* _GIVEN EXERCISE_
Copy every line that holds "ylabel".

* _Stored items_
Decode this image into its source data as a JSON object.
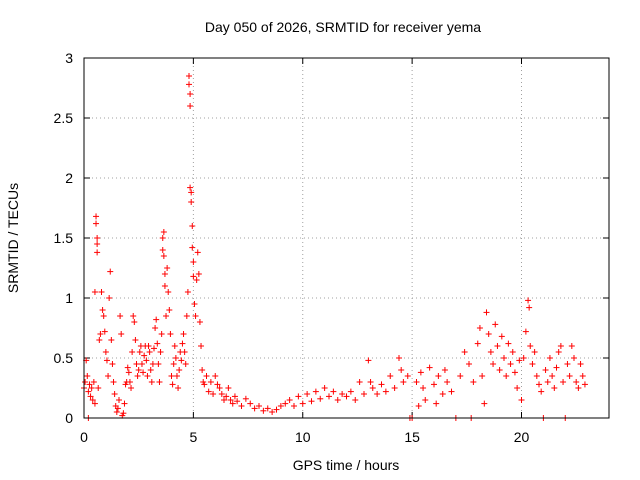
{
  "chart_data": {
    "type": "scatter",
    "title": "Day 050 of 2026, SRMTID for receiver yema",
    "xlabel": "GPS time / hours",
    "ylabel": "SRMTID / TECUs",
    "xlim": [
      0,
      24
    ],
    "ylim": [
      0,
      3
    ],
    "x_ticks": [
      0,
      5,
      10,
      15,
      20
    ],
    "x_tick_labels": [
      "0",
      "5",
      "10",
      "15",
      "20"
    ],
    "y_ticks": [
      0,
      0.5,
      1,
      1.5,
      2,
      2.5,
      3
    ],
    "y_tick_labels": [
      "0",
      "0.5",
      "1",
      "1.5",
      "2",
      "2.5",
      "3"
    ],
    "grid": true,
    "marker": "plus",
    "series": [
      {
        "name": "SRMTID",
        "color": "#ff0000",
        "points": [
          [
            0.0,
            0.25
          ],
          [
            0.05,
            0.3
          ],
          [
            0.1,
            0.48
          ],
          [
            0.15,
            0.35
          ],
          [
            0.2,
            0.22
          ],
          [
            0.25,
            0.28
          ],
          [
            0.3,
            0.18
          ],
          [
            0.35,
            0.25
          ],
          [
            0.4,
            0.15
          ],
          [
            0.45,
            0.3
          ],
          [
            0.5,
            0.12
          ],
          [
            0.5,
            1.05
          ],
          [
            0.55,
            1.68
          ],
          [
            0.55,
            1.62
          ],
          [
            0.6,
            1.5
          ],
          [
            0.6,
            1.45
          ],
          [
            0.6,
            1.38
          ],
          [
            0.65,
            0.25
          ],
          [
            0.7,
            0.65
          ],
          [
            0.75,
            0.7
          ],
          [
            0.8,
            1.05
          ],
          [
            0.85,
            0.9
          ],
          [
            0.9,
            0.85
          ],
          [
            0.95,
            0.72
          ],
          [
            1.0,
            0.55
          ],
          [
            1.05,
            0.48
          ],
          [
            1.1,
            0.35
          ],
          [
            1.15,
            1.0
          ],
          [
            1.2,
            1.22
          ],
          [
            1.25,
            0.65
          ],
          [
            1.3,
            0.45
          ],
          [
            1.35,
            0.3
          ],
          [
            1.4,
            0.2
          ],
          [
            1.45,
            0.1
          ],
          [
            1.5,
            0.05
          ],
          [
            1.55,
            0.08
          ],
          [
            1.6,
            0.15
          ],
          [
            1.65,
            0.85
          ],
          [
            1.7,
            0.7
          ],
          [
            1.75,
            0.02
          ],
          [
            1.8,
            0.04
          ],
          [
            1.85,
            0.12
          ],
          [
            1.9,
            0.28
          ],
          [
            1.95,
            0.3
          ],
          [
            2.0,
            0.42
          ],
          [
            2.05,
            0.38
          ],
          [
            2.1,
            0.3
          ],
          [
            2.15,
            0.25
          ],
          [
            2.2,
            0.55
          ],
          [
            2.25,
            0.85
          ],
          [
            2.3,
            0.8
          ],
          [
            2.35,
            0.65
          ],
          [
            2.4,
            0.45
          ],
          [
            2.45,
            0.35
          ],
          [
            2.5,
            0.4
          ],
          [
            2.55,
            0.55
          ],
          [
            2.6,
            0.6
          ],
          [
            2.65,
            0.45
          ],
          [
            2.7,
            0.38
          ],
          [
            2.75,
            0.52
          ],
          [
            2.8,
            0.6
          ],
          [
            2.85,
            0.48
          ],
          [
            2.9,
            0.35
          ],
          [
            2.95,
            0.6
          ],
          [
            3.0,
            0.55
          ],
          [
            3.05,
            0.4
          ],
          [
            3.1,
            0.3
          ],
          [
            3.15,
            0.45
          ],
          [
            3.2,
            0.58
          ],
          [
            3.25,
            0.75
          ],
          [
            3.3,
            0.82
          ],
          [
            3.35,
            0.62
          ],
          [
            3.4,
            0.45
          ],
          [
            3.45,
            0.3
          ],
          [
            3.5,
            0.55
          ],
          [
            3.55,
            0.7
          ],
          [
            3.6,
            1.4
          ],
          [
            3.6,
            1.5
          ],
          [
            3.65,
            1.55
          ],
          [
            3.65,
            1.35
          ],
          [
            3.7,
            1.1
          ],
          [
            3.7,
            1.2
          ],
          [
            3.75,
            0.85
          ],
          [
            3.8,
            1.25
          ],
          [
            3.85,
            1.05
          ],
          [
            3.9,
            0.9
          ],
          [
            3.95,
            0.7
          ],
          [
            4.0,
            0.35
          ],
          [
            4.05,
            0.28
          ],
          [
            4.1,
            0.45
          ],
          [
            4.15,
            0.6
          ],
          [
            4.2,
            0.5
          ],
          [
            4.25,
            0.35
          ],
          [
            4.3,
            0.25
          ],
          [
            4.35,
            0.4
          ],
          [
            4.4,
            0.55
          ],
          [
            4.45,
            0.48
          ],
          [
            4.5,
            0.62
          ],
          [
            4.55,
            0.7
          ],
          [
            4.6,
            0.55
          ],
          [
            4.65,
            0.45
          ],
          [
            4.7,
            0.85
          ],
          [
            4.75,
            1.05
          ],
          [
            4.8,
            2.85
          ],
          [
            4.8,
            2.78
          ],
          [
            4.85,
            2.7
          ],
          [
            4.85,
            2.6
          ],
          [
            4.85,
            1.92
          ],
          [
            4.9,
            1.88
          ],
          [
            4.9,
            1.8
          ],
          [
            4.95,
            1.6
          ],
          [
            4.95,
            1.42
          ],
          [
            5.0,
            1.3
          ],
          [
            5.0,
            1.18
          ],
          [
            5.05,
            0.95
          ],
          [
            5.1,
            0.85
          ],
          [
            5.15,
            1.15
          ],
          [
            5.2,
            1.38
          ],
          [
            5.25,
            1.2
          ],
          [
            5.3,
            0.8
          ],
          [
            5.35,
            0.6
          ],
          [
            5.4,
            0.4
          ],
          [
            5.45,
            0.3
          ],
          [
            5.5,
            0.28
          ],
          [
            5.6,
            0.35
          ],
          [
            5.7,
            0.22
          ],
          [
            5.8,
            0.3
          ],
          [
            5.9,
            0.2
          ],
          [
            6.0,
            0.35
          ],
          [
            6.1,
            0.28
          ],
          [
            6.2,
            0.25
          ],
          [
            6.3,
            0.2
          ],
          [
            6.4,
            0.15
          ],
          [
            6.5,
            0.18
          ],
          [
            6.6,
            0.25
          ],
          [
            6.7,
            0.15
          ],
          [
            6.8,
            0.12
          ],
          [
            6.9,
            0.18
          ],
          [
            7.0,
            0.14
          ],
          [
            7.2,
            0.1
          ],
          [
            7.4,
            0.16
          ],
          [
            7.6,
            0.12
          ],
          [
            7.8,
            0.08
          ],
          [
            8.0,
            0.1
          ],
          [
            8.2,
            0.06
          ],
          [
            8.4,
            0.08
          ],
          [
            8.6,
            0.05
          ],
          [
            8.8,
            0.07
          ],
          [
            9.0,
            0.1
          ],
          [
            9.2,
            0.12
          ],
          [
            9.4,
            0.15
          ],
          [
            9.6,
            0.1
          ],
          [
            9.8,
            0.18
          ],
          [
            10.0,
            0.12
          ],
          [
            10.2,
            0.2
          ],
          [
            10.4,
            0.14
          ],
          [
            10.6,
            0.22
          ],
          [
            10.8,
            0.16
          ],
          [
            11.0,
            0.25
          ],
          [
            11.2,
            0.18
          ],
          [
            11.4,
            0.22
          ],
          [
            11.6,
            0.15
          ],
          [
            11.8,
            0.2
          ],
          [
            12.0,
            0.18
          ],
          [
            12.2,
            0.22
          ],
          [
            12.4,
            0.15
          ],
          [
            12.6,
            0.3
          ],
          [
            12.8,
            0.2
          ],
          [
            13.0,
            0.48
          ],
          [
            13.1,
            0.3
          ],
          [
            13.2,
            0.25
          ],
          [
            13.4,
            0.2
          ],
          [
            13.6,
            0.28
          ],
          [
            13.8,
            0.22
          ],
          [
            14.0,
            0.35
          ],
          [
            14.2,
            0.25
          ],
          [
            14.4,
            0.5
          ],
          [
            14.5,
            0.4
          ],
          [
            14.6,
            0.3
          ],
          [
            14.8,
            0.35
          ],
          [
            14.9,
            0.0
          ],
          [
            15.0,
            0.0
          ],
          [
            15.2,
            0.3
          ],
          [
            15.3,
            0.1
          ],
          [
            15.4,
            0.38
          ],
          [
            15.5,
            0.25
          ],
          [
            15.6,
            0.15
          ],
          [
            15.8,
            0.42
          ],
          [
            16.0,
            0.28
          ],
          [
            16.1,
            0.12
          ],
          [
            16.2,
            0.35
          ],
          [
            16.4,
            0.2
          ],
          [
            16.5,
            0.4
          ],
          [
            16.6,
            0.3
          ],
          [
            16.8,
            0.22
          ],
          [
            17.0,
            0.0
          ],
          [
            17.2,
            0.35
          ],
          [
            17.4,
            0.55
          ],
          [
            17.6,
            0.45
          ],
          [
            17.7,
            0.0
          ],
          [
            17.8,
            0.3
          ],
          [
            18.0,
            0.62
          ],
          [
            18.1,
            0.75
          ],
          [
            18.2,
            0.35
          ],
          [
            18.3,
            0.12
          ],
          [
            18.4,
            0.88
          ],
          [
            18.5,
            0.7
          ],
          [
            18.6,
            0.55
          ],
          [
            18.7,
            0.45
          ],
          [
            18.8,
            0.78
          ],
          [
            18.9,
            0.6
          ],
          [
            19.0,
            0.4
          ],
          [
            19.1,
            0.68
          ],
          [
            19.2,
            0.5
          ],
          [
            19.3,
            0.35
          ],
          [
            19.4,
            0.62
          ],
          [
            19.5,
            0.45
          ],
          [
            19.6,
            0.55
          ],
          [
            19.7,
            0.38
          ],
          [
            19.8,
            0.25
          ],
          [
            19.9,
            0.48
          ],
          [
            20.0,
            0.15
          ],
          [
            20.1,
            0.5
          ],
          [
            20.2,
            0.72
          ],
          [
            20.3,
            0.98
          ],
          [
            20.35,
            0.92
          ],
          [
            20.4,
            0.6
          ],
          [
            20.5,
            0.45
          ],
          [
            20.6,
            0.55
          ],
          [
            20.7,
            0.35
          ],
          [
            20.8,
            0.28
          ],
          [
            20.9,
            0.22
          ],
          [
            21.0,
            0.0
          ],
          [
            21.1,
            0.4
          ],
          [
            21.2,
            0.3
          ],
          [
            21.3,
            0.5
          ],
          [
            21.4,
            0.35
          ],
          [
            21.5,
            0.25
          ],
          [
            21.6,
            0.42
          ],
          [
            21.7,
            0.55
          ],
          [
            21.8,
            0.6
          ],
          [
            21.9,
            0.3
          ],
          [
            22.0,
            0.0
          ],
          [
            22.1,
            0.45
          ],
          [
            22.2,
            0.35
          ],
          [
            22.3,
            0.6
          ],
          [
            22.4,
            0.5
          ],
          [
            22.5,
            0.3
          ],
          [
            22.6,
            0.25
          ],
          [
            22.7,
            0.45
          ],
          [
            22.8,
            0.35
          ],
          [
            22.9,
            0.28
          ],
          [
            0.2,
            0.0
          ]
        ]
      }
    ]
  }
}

* * *

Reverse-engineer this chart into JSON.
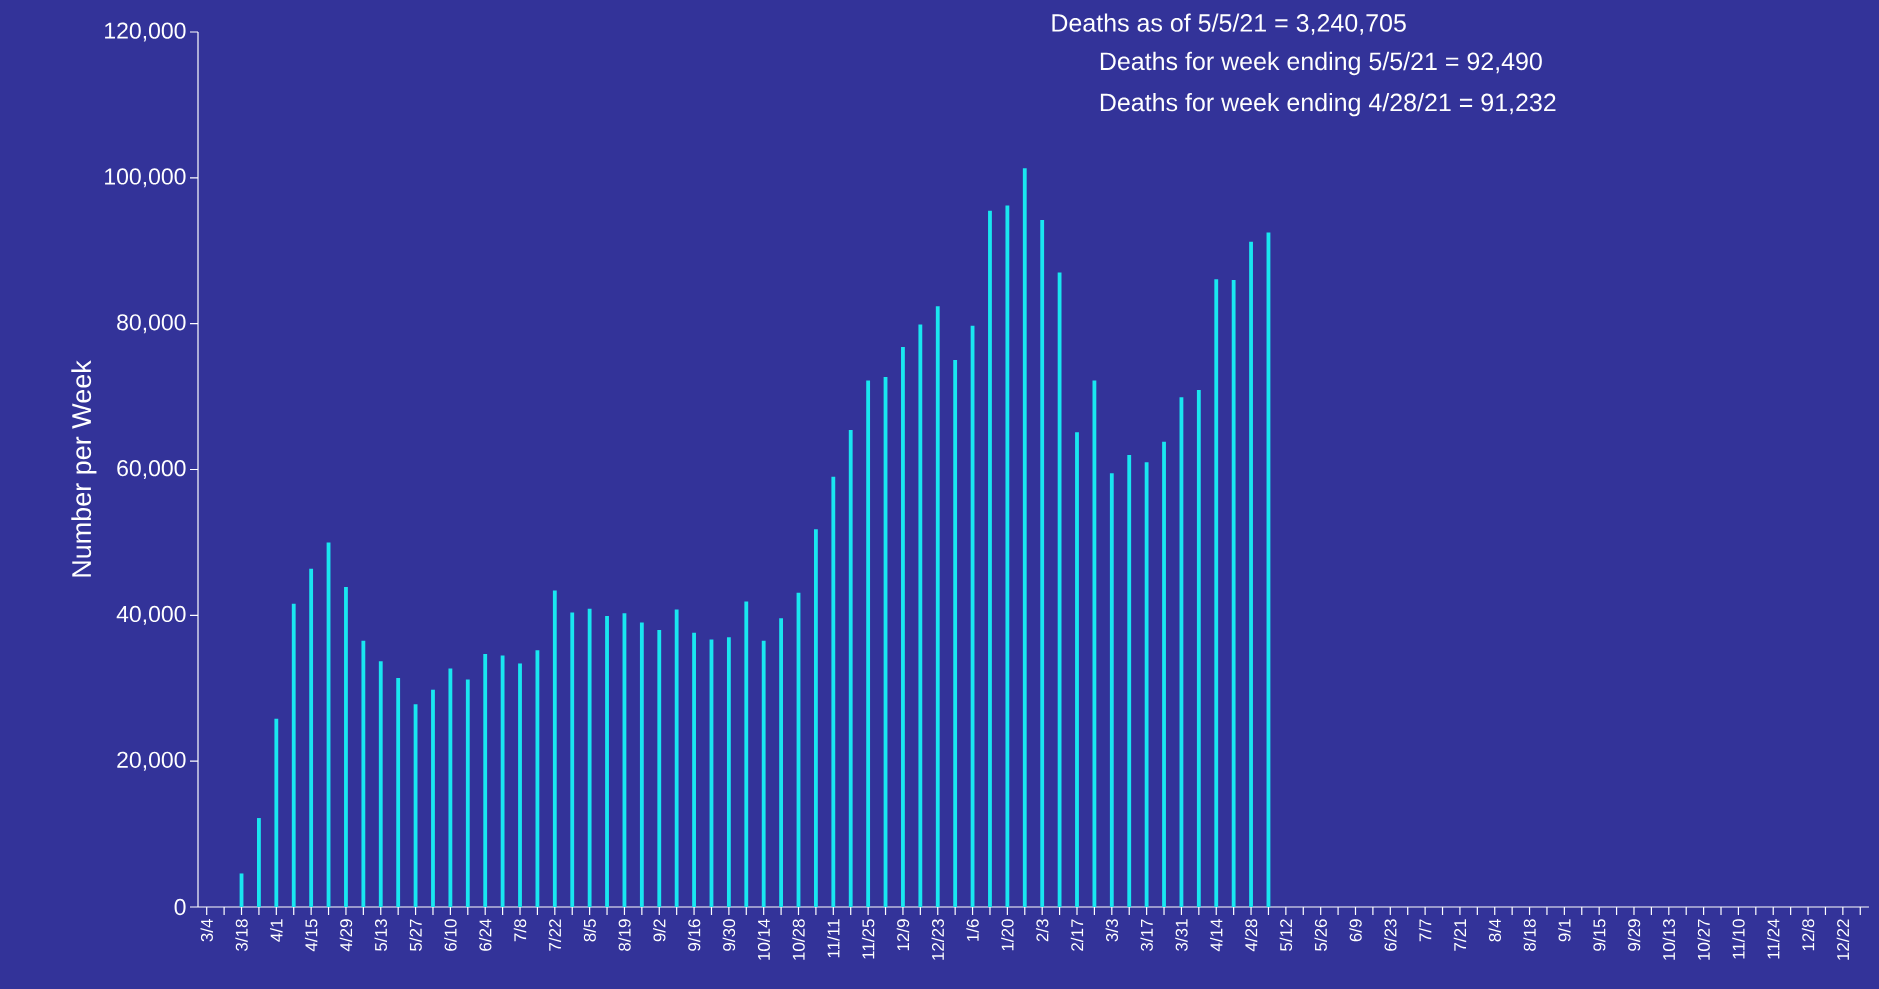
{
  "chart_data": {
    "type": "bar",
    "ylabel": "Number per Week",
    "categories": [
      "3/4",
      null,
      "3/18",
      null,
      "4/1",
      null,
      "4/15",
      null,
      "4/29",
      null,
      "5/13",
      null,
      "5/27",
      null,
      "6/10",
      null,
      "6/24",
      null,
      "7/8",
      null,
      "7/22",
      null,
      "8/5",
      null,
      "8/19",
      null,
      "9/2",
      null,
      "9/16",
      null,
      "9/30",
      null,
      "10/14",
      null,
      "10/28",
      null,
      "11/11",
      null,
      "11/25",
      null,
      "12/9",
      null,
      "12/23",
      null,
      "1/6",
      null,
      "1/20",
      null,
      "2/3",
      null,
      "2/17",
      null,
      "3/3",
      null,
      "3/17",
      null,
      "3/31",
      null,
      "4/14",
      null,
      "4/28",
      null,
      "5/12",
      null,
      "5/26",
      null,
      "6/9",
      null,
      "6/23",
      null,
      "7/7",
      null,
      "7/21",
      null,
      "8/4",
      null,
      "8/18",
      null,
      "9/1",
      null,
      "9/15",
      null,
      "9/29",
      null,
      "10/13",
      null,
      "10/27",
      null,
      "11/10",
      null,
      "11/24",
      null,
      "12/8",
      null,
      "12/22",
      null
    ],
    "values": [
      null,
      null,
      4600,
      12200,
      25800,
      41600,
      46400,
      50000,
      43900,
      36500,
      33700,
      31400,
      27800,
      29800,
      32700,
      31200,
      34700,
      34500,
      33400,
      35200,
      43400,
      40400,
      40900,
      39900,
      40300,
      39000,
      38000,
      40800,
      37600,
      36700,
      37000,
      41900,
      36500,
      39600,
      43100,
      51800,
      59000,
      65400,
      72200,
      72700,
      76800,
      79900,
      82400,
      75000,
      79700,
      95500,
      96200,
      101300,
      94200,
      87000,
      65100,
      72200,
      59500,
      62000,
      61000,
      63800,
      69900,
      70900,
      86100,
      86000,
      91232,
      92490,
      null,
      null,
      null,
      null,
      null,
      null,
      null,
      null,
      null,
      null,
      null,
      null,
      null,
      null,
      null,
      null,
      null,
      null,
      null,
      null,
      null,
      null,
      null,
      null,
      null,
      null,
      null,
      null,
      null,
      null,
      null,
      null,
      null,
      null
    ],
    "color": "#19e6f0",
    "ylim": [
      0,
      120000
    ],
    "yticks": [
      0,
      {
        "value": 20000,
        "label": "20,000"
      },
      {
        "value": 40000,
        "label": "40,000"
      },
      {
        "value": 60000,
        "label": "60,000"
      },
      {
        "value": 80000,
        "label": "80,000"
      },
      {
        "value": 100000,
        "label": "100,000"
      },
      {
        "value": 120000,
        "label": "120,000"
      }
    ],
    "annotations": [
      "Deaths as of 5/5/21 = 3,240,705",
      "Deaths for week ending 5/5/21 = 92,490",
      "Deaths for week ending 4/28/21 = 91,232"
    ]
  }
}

* _EXERCISE RESPONSE_
    "ylabel": "SRMTID / TECUs",
    "ylabel": "Number per Week",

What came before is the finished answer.